-------- Supplied records

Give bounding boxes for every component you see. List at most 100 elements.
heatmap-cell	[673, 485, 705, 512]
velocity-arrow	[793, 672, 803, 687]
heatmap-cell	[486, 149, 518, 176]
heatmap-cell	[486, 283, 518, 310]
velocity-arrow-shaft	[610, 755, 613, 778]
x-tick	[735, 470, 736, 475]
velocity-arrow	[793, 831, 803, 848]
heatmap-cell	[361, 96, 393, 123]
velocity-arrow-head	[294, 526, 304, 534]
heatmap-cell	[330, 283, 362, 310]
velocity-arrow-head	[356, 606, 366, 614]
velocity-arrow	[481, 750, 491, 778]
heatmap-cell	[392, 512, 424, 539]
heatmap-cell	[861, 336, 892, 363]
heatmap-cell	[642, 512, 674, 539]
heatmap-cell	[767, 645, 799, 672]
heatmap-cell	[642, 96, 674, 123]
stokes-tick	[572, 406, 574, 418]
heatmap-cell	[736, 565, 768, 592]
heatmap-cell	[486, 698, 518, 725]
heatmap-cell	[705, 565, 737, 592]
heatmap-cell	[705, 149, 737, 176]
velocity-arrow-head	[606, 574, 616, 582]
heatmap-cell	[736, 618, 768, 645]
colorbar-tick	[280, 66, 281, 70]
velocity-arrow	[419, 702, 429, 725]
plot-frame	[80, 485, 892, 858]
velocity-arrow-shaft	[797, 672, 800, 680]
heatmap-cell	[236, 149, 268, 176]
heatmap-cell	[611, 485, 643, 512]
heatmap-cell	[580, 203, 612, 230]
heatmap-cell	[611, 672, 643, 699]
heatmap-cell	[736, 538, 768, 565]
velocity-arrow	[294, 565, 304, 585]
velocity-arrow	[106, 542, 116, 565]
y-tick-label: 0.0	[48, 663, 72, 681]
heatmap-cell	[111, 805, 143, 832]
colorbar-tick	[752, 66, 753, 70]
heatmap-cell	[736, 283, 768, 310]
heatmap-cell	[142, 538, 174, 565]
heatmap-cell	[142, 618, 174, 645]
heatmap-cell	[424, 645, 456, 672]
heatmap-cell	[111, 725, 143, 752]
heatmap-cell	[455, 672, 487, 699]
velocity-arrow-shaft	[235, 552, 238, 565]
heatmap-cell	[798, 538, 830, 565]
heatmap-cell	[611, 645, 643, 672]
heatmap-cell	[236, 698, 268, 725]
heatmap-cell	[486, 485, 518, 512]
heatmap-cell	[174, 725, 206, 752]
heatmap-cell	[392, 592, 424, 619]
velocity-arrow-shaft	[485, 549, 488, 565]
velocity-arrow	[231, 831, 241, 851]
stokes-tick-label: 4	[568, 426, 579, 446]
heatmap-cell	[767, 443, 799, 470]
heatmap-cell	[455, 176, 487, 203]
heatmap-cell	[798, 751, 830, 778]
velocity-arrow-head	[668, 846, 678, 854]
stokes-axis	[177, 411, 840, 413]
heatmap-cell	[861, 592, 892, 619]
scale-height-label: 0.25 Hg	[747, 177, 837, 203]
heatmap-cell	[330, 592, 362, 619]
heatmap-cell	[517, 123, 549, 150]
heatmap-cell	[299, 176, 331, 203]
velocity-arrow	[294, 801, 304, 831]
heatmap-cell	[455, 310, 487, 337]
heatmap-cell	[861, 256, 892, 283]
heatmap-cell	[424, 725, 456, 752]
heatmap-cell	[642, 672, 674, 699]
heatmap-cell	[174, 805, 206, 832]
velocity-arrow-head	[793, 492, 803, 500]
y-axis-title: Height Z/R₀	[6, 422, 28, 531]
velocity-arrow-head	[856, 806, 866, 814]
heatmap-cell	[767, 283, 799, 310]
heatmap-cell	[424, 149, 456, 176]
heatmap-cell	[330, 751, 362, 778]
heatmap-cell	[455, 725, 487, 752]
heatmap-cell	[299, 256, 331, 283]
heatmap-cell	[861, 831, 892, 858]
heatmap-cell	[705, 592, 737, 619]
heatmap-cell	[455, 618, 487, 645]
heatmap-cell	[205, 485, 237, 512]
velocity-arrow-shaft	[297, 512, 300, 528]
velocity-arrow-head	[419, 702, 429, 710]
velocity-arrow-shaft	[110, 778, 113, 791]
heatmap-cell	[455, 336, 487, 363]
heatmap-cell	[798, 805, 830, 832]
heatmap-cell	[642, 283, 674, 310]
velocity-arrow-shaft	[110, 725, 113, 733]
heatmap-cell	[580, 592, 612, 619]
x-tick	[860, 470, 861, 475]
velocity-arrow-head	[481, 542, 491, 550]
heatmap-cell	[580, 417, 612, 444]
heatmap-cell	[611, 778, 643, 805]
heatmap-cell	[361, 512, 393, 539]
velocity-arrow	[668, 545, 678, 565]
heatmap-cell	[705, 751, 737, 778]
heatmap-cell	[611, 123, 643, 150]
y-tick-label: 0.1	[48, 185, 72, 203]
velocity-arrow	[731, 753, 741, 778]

----------------

**Objective**
Render the material from its first line through the line containing "123, 549, 150]", both included, as a Markdown table with the columns Row and Entry. Number each line in Row, put the line itself in Entry, and skip any blank lines.

**Full solution**
| Row | Entry |
|---|---|
| 1 | Give bounding boxes for every component you see. List at most 100 elements. |
| 2 | heatmap-cell	[673, 485, 705, 512] |
| 3 | velocity-arrow	[793, 672, 803, 687] |
| 4 | heatmap-cell	[486, 149, 518, 176] |
| 5 | heatmap-cell	[486, 283, 518, 310] |
| 6 | velocity-arrow-shaft	[610, 755, 613, 778] |
| 7 | x-tick	[735, 470, 736, 475] |
| 8 | velocity-arrow	[793, 831, 803, 848] |
| 9 | heatmap-cell	[361, 96, 393, 123] |
| 10 | velocity-arrow-head	[294, 526, 304, 534] |
| 11 | heatmap-cell	[330, 283, 362, 310] |
| 12 | velocity-arrow-head	[356, 606, 366, 614] |
| 13 | velocity-arrow	[481, 750, 491, 778] |
| 14 | heatmap-cell	[392, 512, 424, 539] |
| 15 | heatmap-cell	[861, 336, 892, 363] |
| 16 | heatmap-cell	[642, 512, 674, 539] |
| 17 | heatmap-cell	[767, 645, 799, 672] |
| 18 | heatmap-cell	[642, 96, 674, 123] |
| 19 | stokes-tick	[572, 406, 574, 418] |
| 20 | heatmap-cell	[736, 565, 768, 592] |
| 21 | heatmap-cell	[486, 698, 518, 725] |
| 22 | heatmap-cell	[705, 565, 737, 592] |
| 23 | heatmap-cell	[705, 149, 737, 176] |
| 24 | velocity-arrow-head	[606, 574, 616, 582] |
| 25 | heatmap-cell	[736, 618, 768, 645] |
| 26 | colorbar-tick	[280, 66, 281, 70] |
| 27 | velocity-arrow	[419, 702, 429, 725] |
| 28 | plot-frame	[80, 485, 892, 858] |
| 29 | velocity-arrow-shaft	[797, 672, 800, 680] |
| 30 | heatmap-cell	[236, 149, 268, 176] |
| 31 | heatmap-cell	[611, 485, 643, 512] |
| 32 | heatmap-cell	[580, 203, 612, 230] |
| 33 | heatmap-cell	[611, 672, 643, 699] |
| 34 | heatmap-cell	[736, 538, 768, 565] |
| 35 | velocity-arrow	[294, 565, 304, 585] |
| 36 | velocity-arrow	[106, 542, 116, 565] |
| 37 | y-tick-label: 0.0	[48, 663, 72, 681] |
| 38 | heatmap-cell	[111, 805, 143, 832] |
| 39 | colorbar-tick	[752, 66, 753, 70] |
| 40 | heatmap-cell	[736, 283, 768, 310] |
| 41 | heatmap-cell	[142, 538, 174, 565] |
| 42 | heatmap-cell	[142, 618, 174, 645] |
| 43 | heatmap-cell	[424, 645, 456, 672] |
| 44 | heatmap-cell	[111, 725, 143, 752] |
| 45 | heatmap-cell	[455, 672, 487, 699] |
| 46 | velocity-arrow-shaft	[235, 552, 238, 565] |
| 47 | heatmap-cell	[798, 538, 830, 565] |
| 48 | heatmap-cell	[611, 645, 643, 672] |
| 49 | heatmap-cell	[236, 698, 268, 725] |
| 50 | heatmap-cell	[486, 485, 518, 512] |
| 51 | heatmap-cell	[174, 725, 206, 752] |
| 52 | heatmap-cell	[392, 592, 424, 619] |
| 53 | velocity-arrow-shaft	[485, 549, 488, 565] |
| 54 | velocity-arrow	[231, 831, 241, 851] |
| 55 | stokes-tick-label: 4	[568, 426, 579, 446] |
| 56 | heatmap-cell	[767, 443, 799, 470] |
| 57 | heatmap-cell	[455, 176, 487, 203] |
| 58 | heatmap-cell	[798, 751, 830, 778] |
| 59 | velocity-arrow-head	[668, 846, 678, 854] |
| 60 | stokes-axis	[177, 411, 840, 413] |
| 61 | heatmap-cell	[861, 592, 892, 619] |
| 62 | scale-height-label: 0.25 Hg	[747, 177, 837, 203] |
| 63 | heatmap-cell	[330, 592, 362, 619] |
| 64 | heatmap-cell	[517, 123, 549, 150] |